▶ PROBLEM
Reproduce every record precisely, leaving no line out.
### DATA EXTRACT
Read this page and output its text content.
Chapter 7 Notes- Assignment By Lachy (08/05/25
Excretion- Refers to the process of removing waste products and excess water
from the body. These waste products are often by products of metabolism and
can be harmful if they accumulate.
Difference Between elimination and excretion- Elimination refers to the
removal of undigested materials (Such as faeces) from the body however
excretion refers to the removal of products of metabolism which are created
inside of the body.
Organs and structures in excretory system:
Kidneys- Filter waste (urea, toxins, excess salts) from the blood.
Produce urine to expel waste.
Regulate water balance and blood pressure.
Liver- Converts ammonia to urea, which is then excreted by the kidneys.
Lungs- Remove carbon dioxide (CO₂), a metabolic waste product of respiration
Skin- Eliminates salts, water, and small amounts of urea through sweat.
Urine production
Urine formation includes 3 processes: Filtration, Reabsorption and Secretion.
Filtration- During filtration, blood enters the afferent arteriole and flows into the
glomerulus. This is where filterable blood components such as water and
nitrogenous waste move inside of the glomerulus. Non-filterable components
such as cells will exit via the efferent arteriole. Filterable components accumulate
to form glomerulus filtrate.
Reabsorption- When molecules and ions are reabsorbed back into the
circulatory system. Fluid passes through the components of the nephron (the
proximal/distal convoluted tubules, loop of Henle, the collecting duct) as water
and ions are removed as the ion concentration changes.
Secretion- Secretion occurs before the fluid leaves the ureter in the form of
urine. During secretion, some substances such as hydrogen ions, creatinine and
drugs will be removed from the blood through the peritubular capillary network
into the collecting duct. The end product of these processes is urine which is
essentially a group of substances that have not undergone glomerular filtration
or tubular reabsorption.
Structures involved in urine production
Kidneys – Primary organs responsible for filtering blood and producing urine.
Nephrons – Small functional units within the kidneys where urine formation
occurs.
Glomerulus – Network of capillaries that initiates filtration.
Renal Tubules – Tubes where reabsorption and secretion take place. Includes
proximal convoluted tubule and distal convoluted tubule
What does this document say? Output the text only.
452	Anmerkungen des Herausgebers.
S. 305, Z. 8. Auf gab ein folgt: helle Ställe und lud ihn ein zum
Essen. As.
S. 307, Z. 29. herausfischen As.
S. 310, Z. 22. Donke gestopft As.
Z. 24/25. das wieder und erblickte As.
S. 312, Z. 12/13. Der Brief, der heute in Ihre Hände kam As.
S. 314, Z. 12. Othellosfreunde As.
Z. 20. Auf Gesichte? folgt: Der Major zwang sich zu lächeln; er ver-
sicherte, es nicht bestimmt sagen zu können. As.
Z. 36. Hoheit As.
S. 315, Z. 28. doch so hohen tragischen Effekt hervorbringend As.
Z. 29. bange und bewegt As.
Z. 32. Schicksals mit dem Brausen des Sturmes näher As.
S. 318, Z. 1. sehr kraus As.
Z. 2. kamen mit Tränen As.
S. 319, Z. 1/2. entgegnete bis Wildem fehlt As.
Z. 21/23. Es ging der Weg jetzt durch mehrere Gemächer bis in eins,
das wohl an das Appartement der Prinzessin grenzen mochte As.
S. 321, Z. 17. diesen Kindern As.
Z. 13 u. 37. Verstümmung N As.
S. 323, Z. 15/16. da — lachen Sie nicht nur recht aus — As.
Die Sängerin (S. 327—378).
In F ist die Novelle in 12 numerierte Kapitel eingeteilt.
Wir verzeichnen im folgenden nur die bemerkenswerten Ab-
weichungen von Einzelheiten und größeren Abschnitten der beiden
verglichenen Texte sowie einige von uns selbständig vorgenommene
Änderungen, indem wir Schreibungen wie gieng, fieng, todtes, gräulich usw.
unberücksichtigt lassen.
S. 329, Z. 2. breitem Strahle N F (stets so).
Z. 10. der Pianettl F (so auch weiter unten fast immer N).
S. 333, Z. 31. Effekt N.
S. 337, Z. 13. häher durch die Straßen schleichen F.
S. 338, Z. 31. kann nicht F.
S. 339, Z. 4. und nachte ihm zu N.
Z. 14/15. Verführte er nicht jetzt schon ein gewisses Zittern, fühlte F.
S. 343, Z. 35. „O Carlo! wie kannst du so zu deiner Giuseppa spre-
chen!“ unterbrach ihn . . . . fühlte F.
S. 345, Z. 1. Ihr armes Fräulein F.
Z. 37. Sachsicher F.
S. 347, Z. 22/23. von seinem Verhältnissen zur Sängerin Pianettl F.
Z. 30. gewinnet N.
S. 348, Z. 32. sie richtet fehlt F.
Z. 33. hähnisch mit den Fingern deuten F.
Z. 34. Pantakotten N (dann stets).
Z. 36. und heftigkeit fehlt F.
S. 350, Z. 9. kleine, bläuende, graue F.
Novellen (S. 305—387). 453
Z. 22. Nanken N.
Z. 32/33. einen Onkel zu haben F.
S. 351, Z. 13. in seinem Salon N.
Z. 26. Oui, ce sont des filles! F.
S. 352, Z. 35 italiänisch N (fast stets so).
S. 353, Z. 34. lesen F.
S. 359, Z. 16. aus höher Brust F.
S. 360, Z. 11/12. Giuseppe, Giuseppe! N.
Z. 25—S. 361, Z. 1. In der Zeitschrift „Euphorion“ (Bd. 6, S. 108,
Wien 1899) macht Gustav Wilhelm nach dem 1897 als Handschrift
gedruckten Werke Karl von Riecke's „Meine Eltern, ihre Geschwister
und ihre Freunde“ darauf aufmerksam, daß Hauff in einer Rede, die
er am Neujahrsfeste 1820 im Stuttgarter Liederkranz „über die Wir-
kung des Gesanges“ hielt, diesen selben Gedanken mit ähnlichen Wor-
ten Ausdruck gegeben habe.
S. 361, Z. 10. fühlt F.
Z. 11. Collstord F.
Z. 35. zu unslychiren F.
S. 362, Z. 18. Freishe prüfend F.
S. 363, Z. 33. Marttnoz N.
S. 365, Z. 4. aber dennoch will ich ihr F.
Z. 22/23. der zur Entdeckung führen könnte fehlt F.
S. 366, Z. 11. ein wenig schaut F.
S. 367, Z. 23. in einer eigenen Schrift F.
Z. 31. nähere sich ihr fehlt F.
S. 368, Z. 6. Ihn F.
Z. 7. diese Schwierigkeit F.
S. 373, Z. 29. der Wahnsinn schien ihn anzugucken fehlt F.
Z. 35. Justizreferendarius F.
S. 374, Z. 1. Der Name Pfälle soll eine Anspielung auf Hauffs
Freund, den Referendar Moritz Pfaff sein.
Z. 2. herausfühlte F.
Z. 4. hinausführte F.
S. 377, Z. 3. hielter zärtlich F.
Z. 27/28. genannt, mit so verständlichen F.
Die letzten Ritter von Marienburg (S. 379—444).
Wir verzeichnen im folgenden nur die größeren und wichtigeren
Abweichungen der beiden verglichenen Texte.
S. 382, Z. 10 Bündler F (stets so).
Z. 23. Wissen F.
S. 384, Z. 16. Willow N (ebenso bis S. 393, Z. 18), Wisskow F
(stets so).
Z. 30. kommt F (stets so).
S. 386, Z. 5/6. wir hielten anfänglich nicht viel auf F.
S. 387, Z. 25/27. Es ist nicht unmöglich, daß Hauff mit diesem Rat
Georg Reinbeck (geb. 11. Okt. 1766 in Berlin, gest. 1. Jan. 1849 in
######
▶ RESPONSE TO THIS EXERCISE
Read this page and output its text content.
Chapter 7 Notes- Assignment By Lachy (08/05/25
Excretion- Refers to the process of removing waste products and excess water
from the body. These waste products are often by products of metabolism and
can be harmful if they accumulate.
Difference Between elimination and excretion- Elimination refers to the
removal of undigested materials (Such as faeces) from the body however
excretion refers to the removal of products of metabolism which are created
inside of the body.
Organs and structures in excretory system:
Kidneys- Filter waste (urea, toxins, excess salts) from the blood.
Produce urine to expel waste.
Regulate water balance and blood pressure.
Liver- Converts ammonia to urea, which is then excreted by the kidneys.
Lungs- Remove carbon dioxide (CO₂), a metabolic waste product of respiration
Skin- Eliminates salts, water, and small amounts of urea through sweat.
Urine production
Urine formation includes 3 processes: Filtration, Reabsorption and Secretion.
Filtration- During filtration, blood enters the afferent arteriole and flows into the
glomerulus. This is where filterable blood components such as water and
nitrogenous waste move inside of the glomerulus. Non-filterable components
such as cells will exit via the efferent arteriole. Filterable components accumulate
to form glomerulus filtrate.
Reabsorption- When molecules and ions are reabsorbed back into the
circulatory system. Fluid passes through the components of the nephron (the
proximal/distal convoluted tubules, loop of Henle, the collecting duct) as water
and ions are removed as the ion concentration changes.
Secretion- Secretion occurs before the fluid leaves the ureter in the form of
urine. During secretion, some substances such as hydrogen ions, creatinine and
drugs will be removed from the blood through the peritubular capillary network
into the collecting duct. The end product of these processes is urine which is
essentially a group of substances that have not undergone glomerular filtration
or tubular reabsorption.
Structures involved in urine production
Kidneys – Primary organs responsible for filtering blood and producing urine.
Nephrons – Small functional units within the kidneys where urine formation
occurs.
Glomerulus – Network of capillaries that initiates filtration.
Renal Tubules – Tubes where reabsorption and secretion take place. Includes
proximal convoluted tubule and distal convoluted tubule
What does this document say? Output the text only.
452	Anmerkungen des Herausgebers.
S. 305, Z. 8. Auf gab ein folgt: helle Ställe und lud ihn ein zum
Essen. As.
S. 307, Z. 29. herausfischen As.
S. 310, Z. 22. Donke gestopft As.
Z. 24/25. das wieder und erblickte As.
S. 312, Z. 12/13. Der Brief, der heute in Ihre Hände kam As.
S. 314, Z. 12. Othellosfreunde As.
Z. 20. Auf Gesichte? folgt: Der Major zwang sich zu lächeln; er ver-
sicherte, es nicht bestimmt sagen zu können. As.
Z. 36. Hoheit As.
S. 315, Z. 28. doch so hohen tragischen Effekt hervorbringend As.
Z. 29. bange und bewegt As.
Z. 32. Schicksals mit dem Brausen des Sturmes näher As.
S. 318, Z. 1. sehr kraus As.
Z. 2. kamen mit Tränen As.
S. 319, Z. 1/2. entgegnete bis Wildem fehlt As.
Z. 21/23. Es ging der Weg jetzt durch mehrere Gemächer bis in eins,
das wohl an das Appartement der Prinzessin grenzen mochte As.
S. 321, Z. 17. diesen Kindern As.
Z. 13 u. 37. Verstümmung N As.
S. 323, Z. 15/16. da — lachen Sie nicht nur recht aus — As.
Die Sängerin (S. 327—378).
In F ist die Novelle in 12 numerierte Kapitel eingeteilt.
Wir verzeichnen im folgenden nur die bemerkenswerten Ab-
weichungen von Einzelheiten und größeren Abschnitten der beiden
verglichenen Texte sowie einige von uns selbständig vorgenommene
Änderungen, indem wir Schreibungen wie gieng, fieng, todtes, gräulich usw.
unberücksichtigt lassen.
S. 329, Z. 2. breitem Strahle N F (stets so).
Z. 10. der Pianettl F (so auch weiter unten fast immer N).
S. 333, Z. 31. Effekt N.
S. 337, Z. 13. häher durch die Straßen schleichen F.
S. 338, Z. 31. kann nicht F.
S. 339, Z. 4. und nachte ihm zu N.
Z. 14/15. Verführte er nicht jetzt schon ein gewisses Zittern, fühlte F.
S. 343, Z. 35. „O Carlo! wie kannst du so zu deiner Giuseppa spre-
chen!“ unterbrach ihn . . . . fühlte F.
S. 345, Z. 1. Ihr armes Fräulein F.
Z. 37. Sachsicher F.
S. 347, Z. 22/23. von seinem Verhältnissen zur Sängerin Pianettl F.
Z. 30. gewinnet N.
S. 348, Z. 32. sie richtet fehlt F.
Z. 33. hähnisch mit den Fingern deuten F.
Z. 34. Pantakotten N (dann stets).
Z. 36. und heftigkeit fehlt F.
S. 350, Z. 9. kleine, bläuende, graue F.
Novellen (S. 305—387). 453
Z. 22. Nanken N.
Z. 32/33. einen Onkel zu haben F.
S. 351, Z. 13. in seinem Salon N.
Z. 26. Oui, ce sont des filles! F.
S. 352, Z. 35 italiänisch N (fast stets so).
S. 353, Z. 34. lesen F.
S. 359, Z. 16. aus höher Brust F.
S. 360, Z. 11/12. Giuseppe, Giuseppe! N.
Z. 25—S. 361, Z. 1. In der Zeitschrift „Euphorion“ (Bd. 6, S. 108,
Wien 1899) macht Gustav Wilhelm nach dem 1897 als Handschrift
gedruckten Werke Karl von Riecke's „Meine Eltern, ihre Geschwister
und ihre Freunde“ darauf aufmerksam, daß Hauff in einer Rede, die
er am Neujahrsfeste 1820 im Stuttgarter Liederkranz „über die Wir-
kung des Gesanges“ hielt, diesen selben Gedanken mit ähnlichen Wor-
ten Ausdruck gegeben habe.
S. 361, Z. 10. fühlt F.
Z. 11. Collstord F.
Z. 35. zu unslychiren F.
S. 362, Z. 18. Freishe prüfend F.
S. 363, Z. 33. Marttnoz N.
S. 365, Z. 4. aber dennoch will ich ihr F.
Z. 22/23. der zur Entdeckung führen könnte fehlt F.
S. 366, Z. 11. ein wenig schaut F.
S. 367, Z. 23. in einer eigenen Schrift F.
Z. 31. nähere sich ihr fehlt F.
S. 368, Z. 6. Ihn F.
Z. 7. diese Schwierigkeit F.
S. 373, Z. 29. der Wahnsinn schien ihn anzugucken fehlt F.
Z. 35. Justizreferendarius F.
S. 374, Z. 1. Der Name Pfälle soll eine Anspielung auf Hauffs
Freund, den Referendar Moritz Pfaff sein.
Z. 2. herausfühlte F.
Z. 4. hinausführte F.
S. 377, Z. 3. hielter zärtlich F.
Z. 27/28. genannt, mit so verständlichen F.
Die letzten Ritter von Marienburg (S. 379—444).
Wir verzeichnen im folgenden nur die größeren und wichtigeren
Abweichungen der beiden verglichenen Texte.
S. 382, Z. 10 Bündler F (stets so).
Z. 23. Wissen F.
S. 384, Z. 16. Willow N (ebenso bis S. 393, Z. 18), Wisskow F
(stets so).
Z. 30. kommt F (stets so).
S. 386, Z. 5/6. wir hielten anfänglich nicht viel auf F.
S. 387, Z. 25/27. Es ist nicht unmöglich, daß Hauff mit diesem Rat
Georg Reinbeck (geb. 11. Okt. 1766 in Berlin, gest. 1. Jan. 1849 in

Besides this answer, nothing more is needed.